Exercise description: Could you copy every line from the material below in which "количество" appears?
####################
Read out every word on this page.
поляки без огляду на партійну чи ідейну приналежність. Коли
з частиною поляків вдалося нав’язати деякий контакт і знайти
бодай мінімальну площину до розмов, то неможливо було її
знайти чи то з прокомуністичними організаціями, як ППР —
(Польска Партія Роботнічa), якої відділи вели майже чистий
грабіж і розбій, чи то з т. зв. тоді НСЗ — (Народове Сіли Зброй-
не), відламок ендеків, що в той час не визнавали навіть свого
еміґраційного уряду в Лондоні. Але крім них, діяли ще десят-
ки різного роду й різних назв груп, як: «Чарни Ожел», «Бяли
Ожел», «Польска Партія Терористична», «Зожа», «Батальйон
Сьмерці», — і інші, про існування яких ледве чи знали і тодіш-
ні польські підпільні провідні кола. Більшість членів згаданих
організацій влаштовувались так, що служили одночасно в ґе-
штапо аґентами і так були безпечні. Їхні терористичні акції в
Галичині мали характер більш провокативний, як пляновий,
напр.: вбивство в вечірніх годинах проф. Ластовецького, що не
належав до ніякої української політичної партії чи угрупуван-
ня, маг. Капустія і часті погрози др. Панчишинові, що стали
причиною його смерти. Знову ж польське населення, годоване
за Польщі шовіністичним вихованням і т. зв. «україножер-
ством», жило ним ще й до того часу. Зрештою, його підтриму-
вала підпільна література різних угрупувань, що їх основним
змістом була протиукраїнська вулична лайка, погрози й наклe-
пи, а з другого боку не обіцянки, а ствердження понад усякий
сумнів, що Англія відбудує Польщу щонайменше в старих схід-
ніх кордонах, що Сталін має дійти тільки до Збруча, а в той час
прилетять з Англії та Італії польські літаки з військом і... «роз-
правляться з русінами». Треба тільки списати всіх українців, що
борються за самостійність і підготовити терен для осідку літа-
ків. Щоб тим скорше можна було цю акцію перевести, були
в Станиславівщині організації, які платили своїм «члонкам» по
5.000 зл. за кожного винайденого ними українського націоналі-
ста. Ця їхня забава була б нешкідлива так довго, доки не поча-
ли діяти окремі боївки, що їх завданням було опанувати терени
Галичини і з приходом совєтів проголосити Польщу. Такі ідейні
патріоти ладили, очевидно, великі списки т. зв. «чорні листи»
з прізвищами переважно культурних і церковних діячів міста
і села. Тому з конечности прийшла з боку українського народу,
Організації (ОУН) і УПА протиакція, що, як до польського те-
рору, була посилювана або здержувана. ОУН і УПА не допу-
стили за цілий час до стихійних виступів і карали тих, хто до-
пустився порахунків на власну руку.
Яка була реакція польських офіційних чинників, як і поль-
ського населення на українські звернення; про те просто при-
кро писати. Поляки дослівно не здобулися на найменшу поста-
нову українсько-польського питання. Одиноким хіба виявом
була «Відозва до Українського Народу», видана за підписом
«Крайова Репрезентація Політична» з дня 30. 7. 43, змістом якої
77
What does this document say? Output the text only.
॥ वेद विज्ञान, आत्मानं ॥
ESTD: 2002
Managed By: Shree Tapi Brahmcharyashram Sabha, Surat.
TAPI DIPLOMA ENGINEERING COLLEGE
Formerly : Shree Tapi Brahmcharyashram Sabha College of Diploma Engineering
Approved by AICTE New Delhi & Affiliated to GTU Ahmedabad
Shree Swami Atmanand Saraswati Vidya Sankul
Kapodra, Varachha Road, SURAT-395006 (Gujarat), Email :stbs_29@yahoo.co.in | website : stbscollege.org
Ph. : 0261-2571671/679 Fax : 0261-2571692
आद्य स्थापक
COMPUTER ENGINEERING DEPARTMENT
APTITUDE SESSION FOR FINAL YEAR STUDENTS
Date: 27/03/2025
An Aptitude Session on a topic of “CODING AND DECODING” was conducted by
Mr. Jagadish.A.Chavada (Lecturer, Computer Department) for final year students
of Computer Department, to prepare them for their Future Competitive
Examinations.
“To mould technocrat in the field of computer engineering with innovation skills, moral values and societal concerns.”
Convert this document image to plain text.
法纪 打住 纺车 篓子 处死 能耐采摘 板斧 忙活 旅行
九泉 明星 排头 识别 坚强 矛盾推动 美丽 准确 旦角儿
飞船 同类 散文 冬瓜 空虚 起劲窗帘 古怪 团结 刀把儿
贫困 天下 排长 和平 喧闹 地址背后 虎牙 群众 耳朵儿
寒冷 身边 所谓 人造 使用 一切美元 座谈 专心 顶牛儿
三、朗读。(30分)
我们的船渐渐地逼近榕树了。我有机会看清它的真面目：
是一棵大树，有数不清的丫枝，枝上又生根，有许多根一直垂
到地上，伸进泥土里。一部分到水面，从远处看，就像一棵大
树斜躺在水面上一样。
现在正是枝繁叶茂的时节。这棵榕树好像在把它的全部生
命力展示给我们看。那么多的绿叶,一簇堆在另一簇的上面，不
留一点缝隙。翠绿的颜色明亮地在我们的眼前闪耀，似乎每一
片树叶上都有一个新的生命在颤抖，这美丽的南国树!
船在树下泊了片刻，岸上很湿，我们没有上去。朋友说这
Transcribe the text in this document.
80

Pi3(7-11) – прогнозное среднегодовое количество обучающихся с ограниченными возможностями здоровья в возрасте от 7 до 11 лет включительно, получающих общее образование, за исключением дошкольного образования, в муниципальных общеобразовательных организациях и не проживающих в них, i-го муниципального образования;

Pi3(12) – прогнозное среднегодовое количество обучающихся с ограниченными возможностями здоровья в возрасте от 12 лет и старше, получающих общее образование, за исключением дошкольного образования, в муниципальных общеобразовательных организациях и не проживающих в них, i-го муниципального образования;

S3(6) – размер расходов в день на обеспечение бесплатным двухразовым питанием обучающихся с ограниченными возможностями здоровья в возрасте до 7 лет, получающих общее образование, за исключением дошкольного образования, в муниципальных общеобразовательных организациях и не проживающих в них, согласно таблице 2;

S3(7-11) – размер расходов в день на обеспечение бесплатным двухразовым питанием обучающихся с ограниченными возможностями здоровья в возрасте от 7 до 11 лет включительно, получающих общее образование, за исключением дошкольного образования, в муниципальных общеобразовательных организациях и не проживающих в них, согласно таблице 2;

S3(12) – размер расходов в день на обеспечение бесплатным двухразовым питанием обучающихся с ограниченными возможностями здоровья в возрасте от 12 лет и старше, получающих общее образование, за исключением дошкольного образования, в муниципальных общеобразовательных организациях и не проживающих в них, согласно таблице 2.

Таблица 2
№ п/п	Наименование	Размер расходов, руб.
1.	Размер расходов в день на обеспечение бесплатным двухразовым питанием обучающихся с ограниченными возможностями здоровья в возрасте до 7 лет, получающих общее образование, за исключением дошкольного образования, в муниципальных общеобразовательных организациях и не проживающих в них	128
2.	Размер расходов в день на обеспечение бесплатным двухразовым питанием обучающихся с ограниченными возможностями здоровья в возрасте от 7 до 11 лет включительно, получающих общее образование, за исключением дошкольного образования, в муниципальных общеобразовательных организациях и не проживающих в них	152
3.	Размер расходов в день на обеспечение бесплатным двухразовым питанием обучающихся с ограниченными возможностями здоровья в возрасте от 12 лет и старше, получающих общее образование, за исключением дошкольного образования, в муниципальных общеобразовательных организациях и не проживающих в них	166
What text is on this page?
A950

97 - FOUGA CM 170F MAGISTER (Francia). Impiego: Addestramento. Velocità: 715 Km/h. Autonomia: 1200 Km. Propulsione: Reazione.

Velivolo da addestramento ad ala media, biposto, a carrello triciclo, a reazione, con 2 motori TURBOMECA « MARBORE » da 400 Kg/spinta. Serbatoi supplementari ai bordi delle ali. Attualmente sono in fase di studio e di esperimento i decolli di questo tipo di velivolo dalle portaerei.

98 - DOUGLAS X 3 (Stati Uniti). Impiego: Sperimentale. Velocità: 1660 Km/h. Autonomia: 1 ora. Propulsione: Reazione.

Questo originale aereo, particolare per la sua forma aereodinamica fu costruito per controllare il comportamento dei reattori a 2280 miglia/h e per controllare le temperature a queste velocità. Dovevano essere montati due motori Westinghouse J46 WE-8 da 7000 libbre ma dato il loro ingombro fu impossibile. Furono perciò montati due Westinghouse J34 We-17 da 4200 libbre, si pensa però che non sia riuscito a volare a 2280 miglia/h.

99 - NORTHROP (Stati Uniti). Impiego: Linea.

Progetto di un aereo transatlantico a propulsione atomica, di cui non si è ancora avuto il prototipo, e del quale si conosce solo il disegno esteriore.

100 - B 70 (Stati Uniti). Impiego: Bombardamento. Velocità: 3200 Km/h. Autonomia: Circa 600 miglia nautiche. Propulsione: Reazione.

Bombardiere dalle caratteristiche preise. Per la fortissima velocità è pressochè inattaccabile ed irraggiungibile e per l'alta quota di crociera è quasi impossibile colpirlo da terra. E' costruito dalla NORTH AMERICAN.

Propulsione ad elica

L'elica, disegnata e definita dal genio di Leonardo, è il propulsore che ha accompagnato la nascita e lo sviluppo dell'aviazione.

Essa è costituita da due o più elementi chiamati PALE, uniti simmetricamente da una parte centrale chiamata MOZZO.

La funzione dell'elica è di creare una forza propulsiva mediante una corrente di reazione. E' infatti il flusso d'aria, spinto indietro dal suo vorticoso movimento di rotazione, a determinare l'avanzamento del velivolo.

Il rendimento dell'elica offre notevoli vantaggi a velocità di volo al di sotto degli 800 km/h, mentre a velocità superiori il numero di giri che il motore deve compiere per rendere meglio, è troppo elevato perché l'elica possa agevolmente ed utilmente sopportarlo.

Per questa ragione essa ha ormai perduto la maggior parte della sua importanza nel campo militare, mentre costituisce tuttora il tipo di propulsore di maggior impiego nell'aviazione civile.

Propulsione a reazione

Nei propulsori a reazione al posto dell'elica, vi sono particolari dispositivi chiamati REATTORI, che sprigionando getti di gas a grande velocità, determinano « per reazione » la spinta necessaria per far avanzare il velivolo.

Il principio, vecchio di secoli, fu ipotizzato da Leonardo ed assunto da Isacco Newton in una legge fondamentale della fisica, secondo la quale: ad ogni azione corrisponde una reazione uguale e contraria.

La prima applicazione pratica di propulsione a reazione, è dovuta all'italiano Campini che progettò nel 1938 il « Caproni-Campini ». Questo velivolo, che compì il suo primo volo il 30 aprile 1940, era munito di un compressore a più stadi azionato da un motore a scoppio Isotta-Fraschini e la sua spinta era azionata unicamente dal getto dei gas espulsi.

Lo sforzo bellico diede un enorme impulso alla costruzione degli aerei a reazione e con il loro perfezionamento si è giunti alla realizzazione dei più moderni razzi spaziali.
####################
Expected answer:
Pi3(7-11) – прогнозное среднегодовое количество обучающихся с ограниченными возможностями здоровья в возрасте от 7 до 11 лет включительно, получающих общее образование, за исключением дошкольного образования, в муниципальных общеобразовательных организациях и не проживающих в них, i-го муниципального образования;
Pi3(12) – прогнозное среднегодовое количество обучающихся с ограниченными возможностями здоровья в возрасте от 12 лет и старше, получающих общее образование, за исключением дошкольного образования, в муниципальных общеобразовательных организациях и не проживающих в них, i-го муниципального образования;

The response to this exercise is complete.